-- begin --

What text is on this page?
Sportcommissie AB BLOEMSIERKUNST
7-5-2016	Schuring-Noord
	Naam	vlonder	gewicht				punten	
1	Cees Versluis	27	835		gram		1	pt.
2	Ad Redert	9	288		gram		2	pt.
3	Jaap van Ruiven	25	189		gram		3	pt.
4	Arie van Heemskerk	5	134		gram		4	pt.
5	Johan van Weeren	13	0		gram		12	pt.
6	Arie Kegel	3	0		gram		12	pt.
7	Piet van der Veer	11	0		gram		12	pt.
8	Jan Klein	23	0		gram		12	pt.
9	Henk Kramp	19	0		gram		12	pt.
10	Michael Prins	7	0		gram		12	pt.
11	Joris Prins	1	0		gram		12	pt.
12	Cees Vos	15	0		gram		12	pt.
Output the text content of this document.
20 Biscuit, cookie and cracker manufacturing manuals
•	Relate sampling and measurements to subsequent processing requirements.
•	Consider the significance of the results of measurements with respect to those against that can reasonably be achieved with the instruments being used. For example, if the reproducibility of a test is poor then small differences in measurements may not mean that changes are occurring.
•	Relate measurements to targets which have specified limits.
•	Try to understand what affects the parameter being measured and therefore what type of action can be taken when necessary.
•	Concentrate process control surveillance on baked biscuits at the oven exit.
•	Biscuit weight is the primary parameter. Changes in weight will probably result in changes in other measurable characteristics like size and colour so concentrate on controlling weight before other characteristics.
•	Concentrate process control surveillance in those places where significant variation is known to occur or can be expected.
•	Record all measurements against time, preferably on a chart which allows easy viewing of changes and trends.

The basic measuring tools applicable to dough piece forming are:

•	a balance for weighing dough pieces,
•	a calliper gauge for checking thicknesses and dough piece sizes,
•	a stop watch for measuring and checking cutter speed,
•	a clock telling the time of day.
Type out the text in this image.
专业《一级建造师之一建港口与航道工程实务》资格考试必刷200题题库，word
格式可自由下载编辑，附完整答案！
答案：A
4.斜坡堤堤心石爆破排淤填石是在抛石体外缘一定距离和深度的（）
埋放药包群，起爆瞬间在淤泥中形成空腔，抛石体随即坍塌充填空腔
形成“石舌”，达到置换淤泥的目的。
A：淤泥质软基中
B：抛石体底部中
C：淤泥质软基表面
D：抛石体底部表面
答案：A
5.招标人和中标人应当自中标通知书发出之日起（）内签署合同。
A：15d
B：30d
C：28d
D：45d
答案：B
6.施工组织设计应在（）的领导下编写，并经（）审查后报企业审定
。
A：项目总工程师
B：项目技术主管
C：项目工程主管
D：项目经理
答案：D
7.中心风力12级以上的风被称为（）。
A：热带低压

-- end --

> WHAT IS ASKED: Copy every record exactly as presented.

> REPLY:
What text is on this page?
Sportcommissie AB BLOEMSIERKUNST
7-5-2016	Schuring-Noord
	Naam	vlonder	gewicht				punten	
1	Cees Versluis	27	835		gram		1	pt.
2	Ad Redert	9	288		gram		2	pt.
3	Jaap van Ruiven	25	189		gram		3	pt.
4	Arie van Heemskerk	5	134		gram		4	pt.
5	Johan van Weeren	13	0		gram		12	pt.
6	Arie Kegel	3	0		gram		12	pt.
7	Piet van der Veer	11	0		gram		12	pt.
8	Jan Klein	23	0		gram		12	pt.
9	Henk Kramp	19	0		gram		12	pt.
10	Michael Prins	7	0		gram		12	pt.
11	Joris Prins	1	0		gram		12	pt.
12	Cees Vos	15	0		gram		12	pt.
Output the text content of this document.
20 Biscuit, cookie and cracker manufacturing manuals
•	Relate sampling and measurements to subsequent processing requirements.
•	Consider the significance of the results of measurements with respect to those against that can reasonably be achieved with the instruments being used. For example, if the reproducibility of a test is poor then small differences in measurements may not mean that changes are occurring.
•	Relate measurements to targets which have specified limits.
•	Try to understand what affects the parameter being measured and therefore what type of action can be taken when necessary.
•	Concentrate process control surveillance on baked biscuits at the oven exit.
•	Biscuit weight is the primary parameter. Changes in weight will probably result in changes in other measurable characteristics like size and colour so concentrate on controlling weight before other characteristics.
•	Concentrate process control surveillance in those places where significant variation is known to occur or can be expected.
•	Record all measurements against time, preferably on a chart which allows easy viewing of changes and trends.

The basic measuring tools applicable to dough piece forming are:

•	a balance for weighing dough pieces,
•	a calliper gauge for checking thicknesses and dough piece sizes,
•	a stop watch for measuring and checking cutter speed,
•	a clock telling the time of day.
Type out the text in this image.
专业《一级建造师之一建港口与航道工程实务》资格考试必刷200题题库，word
格式可自由下载编辑，附完整答案！
答案：A
4.斜坡堤堤心石爆破排淤填石是在抛石体外缘一定距离和深度的（）
埋放药包群，起爆瞬间在淤泥中形成空腔，抛石体随即坍塌充填空腔
形成“石舌”，达到置换淤泥的目的。
A：淤泥质软基中
B：抛石体底部中
C：淤泥质软基表面
D：抛石体底部表面
答案：A
5.招标人和中标人应当自中标通知书发出之日起（）内签署合同。
A：15d
B：30d
C：28d
D：45d
答案：B
6.施工组织设计应在（）的领导下编写，并经（）审查后报企业审定
。
A：项目总工程师
B：项目技术主管
C：项目工程主管
D：项目经理
答案：D
7.中心风力12级以上的风被称为（）。
A：热带低压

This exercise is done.